• **Some records**:
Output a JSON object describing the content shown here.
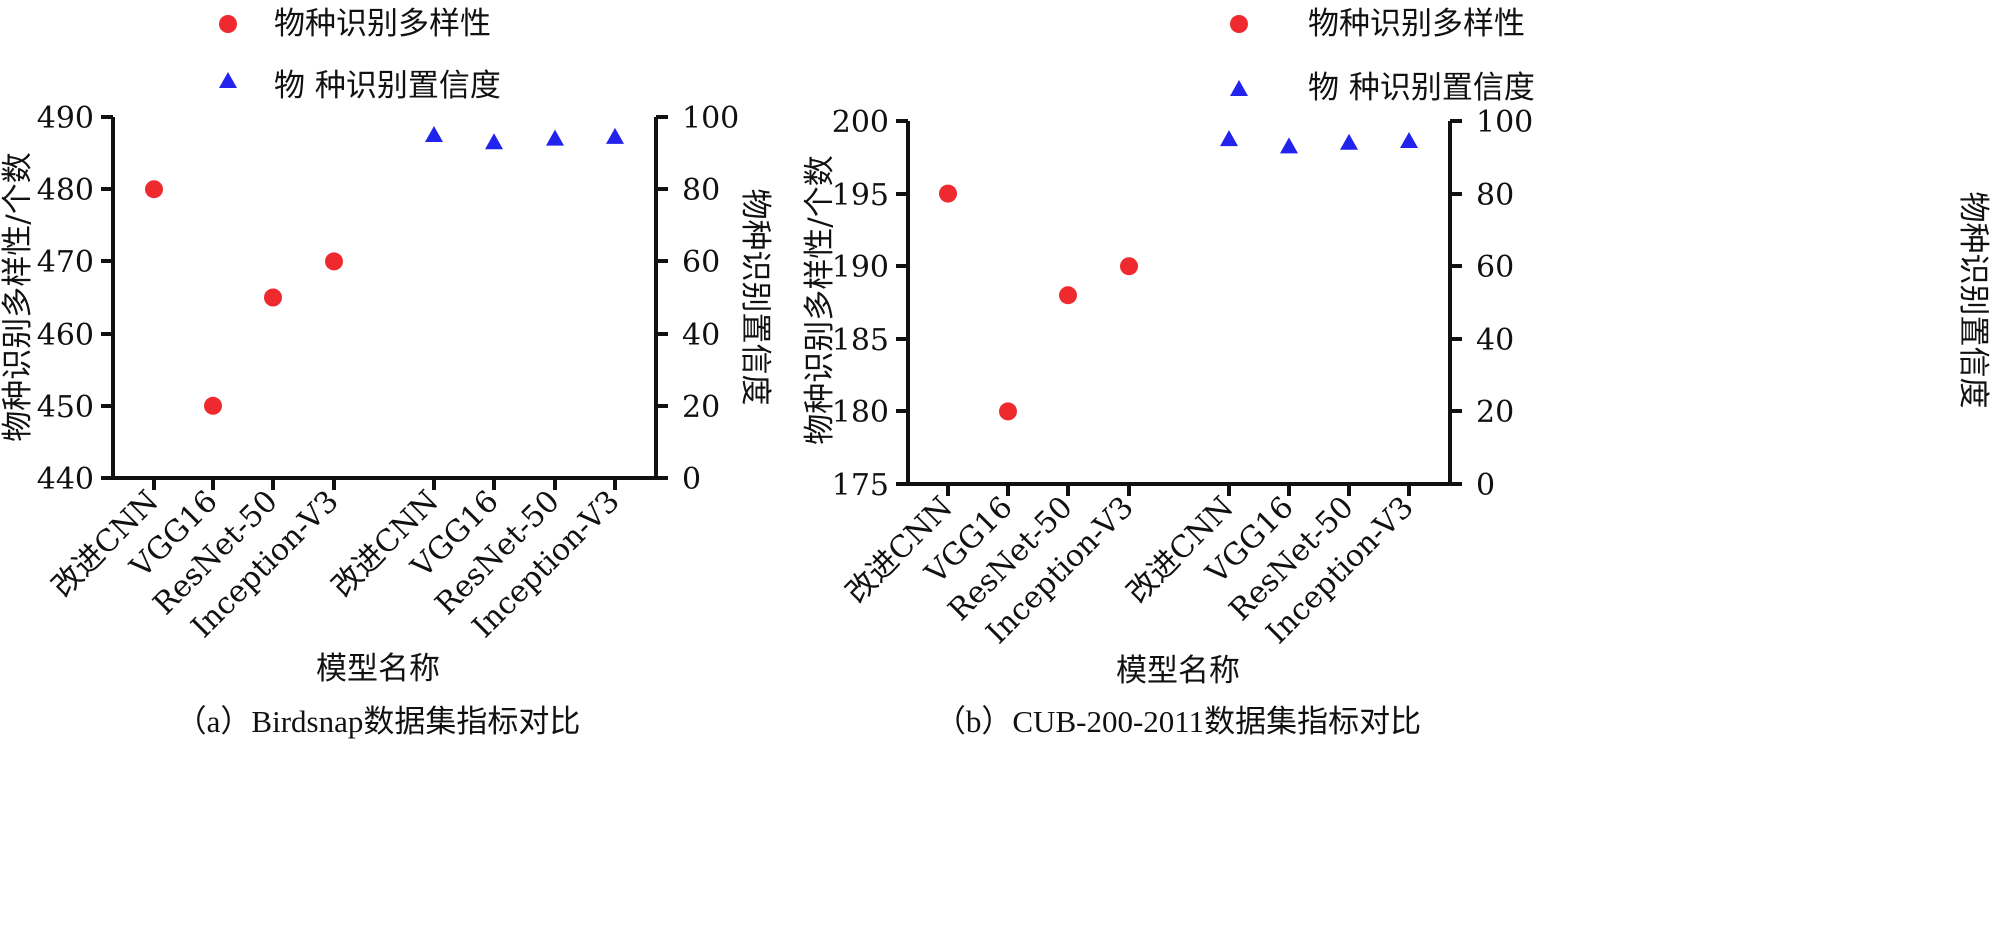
{
  "colors": {
    "diversity": "#ee2a2f",
    "confidence": "#2323ee",
    "axis": "#111111"
  },
  "icons": {
    "diversity_marker": "red-circle-marker",
    "confidence_marker": "blue-triangle-marker"
  },
  "chart_data": [
    {
      "type": "scatter",
      "caption": "（a）Birdsnap数据集指标对比",
      "legend": [
        {
          "label": "物种识别多样性",
          "marker": "circle"
        },
        {
          "label": "物 种识别置信度",
          "marker": "triangle"
        }
      ],
      "xlabel": "模型名称",
      "ylabel_left": "物种识别多样性/个数",
      "ylabel_right": "物种识别置信度",
      "categories": [
        "改进CNN",
        "VGG16",
        "ResNet-50",
        "Inception-V3",
        "改进CNN",
        "VGG16",
        "ResNet-50",
        "Inception-V3"
      ],
      "left_axis": {
        "range": [
          440,
          490
        ],
        "ticks": [
          "440",
          "450",
          "460",
          "470",
          "480",
          "490"
        ]
      },
      "right_axis": {
        "range": [
          0,
          100
        ],
        "ticks": [
          "0",
          "20",
          "40",
          "60",
          "80",
          "100"
        ]
      },
      "series": [
        {
          "name": "物种识别多样性",
          "axis": "left",
          "category_indices": [
            0,
            1,
            2,
            3
          ],
          "values": [
            480,
            450,
            465,
            470
          ]
        },
        {
          "name": "物 种识别置信度",
          "axis": "right",
          "category_indices": [
            4,
            5,
            6,
            7
          ],
          "values": [
            95,
            93,
            94,
            94.5
          ]
        }
      ]
    },
    {
      "type": "scatter",
      "caption": "（b）CUB-200-2011数据集指标对比",
      "legend": [
        {
          "label": "物种识别多样性",
          "marker": "circle"
        },
        {
          "label": "物 种识别置信度",
          "marker": "triangle"
        }
      ],
      "xlabel": "模型名称",
      "ylabel_left": "物种识别多样性/个数",
      "ylabel_right": "物种识别置信度",
      "categories": [
        "改进CNN",
        "VGG16",
        "ResNet-50",
        "Inception-V3",
        "改进CNN",
        "VGG16",
        "ResNet-50",
        "Inception-V3"
      ],
      "left_axis": {
        "range": [
          175,
          200
        ],
        "ticks": [
          "175",
          "180",
          "185",
          "190",
          "195",
          "200"
        ]
      },
      "right_axis": {
        "range": [
          0,
          100
        ],
        "ticks": [
          "0",
          "20",
          "40",
          "60",
          "80",
          "100"
        ]
      },
      "series": [
        {
          "name": "物种识别多样性",
          "axis": "left",
          "category_indices": [
            0,
            1,
            2,
            3
          ],
          "values": [
            195,
            180,
            188,
            190
          ]
        },
        {
          "name": "物 种识别置信度",
          "axis": "right",
          "category_indices": [
            4,
            5,
            6,
            7
          ],
          "values": [
            95,
            93,
            94,
            94.5
          ]
        }
      ]
    }
  ]
}
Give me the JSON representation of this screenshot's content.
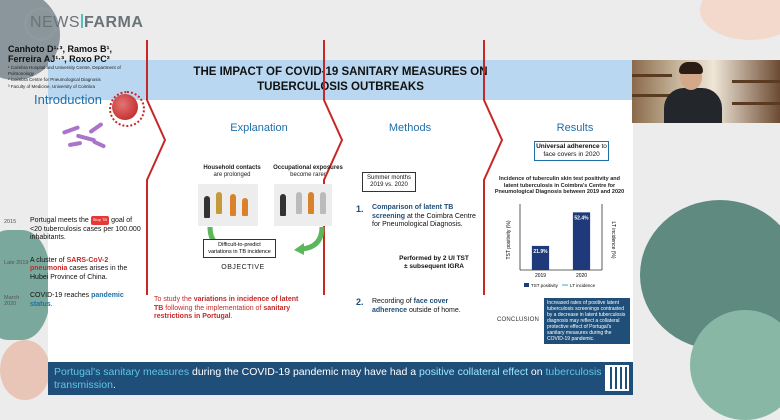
{
  "logo": {
    "part1": "NEWS",
    "part2": "FARMA"
  },
  "poster": {
    "title_line1": "THE IMPACT OF COVID-19 SANITARY MEASURES ON",
    "title_line2": "TUBERCULOSIS OUTBREAKS",
    "authors": {
      "line1": "Canhoto D¹·³, Ramos B¹,",
      "line2": "Ferreira AJ¹·³, Roxo PC²",
      "aff1": "¹ Coimbra Hospital and University Centre, Department of Pulmonology",
      "aff2": "² Coimbra Centre for Pneumological Diagnosis",
      "aff3": "³ Faculty of Medicine, University of Coimbra"
    },
    "introduction": {
      "title": "Introduction",
      "items": [
        {
          "year": "2015",
          "pre": "Portugal meets the",
          "badge": "Stop TB",
          "post": "goal of <20 tuberculosis cases per 100.000 inhabitants."
        },
        {
          "year": "Late 2019",
          "pre": "A cluster of",
          "highlight": "SARS-CoV-2 pneumonia",
          "post": "cases arises in the Hubei Province of China."
        },
        {
          "year": "March 2020",
          "pre": "COVID-19 reaches",
          "highlight": "pandemic status",
          "post": "."
        }
      ]
    },
    "explanation": {
      "title": "Explanation",
      "label_left_1": "Household contacts",
      "label_left_2": "are prolonged",
      "label_right_1": "Occupational exposures",
      "label_right_2": "become rarer",
      "diff_box_1": "Difficult-to-predict",
      "diff_box_2": "variations in TB incidence",
      "objective": "OBJECTIVE",
      "obj_pre": "To study the ",
      "obj_hl1": "variations in incidence of latent TB",
      "obj_mid": " following the implementation of ",
      "obj_hl2": "sanitary restrictions in Portugal",
      "obj_end": "."
    },
    "methods": {
      "title": "Methods",
      "box_1": "Summer months",
      "box_2": "2019 vs. 2020",
      "item1_num": "1.",
      "item1_hl": "Comparison of latent TB screening",
      "item1_rest": " at the Coimbra Centre for Pneumological Diagnosis.",
      "item1_sub_1": "Performed by 2 UI TST",
      "item1_sub_2": "± subsequent IGRA",
      "item2_num": "2.",
      "item2_pre": "Recording of ",
      "item2_hl": "face cover adherence",
      "item2_rest": " outside of home."
    },
    "results": {
      "title": "Results",
      "box_hl": "Universal adherence",
      "box_rest": " to face covers in 2020",
      "caption": "Incidence of tuberculin skin test positivity and latent tuberculosis in Coimbra's Centre for Pneumological Diagnosis between 2019 and 2020",
      "conclusion_label": "CONCLUSION",
      "conclusion_text": "Increased rates of positive latent tuberculosis screenings contrasted by a decrease in latent tuberculosis diagnosis may reflect a collateral protective effect of Portugal's sanitary measures during the COVID-19 pandemic."
    },
    "bottom": {
      "s1": "Portugal's sanitary measures",
      "s2": " during the COVID-19 pandemic may have had a ",
      "s3": "positive collateral effect",
      "s4": " on ",
      "s5": "tuberculosis transmission",
      "s6": "."
    }
  },
  "chart_data": {
    "type": "bar",
    "categories": [
      "2019",
      "2020"
    ],
    "series": [
      {
        "name": "TST positivity",
        "values": [
          21.9,
          52.4
        ]
      },
      {
        "name": "LT incidence",
        "values": [
          null,
          null
        ]
      }
    ],
    "data_labels": [
      "21.9%",
      "52.4%"
    ],
    "ylabel_left": "TST positivity (%)",
    "ylabel_right": "LT incidence (%)",
    "ylim": [
      0,
      60
    ],
    "colors": {
      "bar": "#1f3a7a",
      "line": "#3aa7d8"
    },
    "legend_1": "TST positivity",
    "legend_2": "LT incidence",
    "legend_position": "bottom"
  }
}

• **Directive**: How many lines of the listing above include the word "Portugal"? State the number and nothing else.

• **Written answer**: 4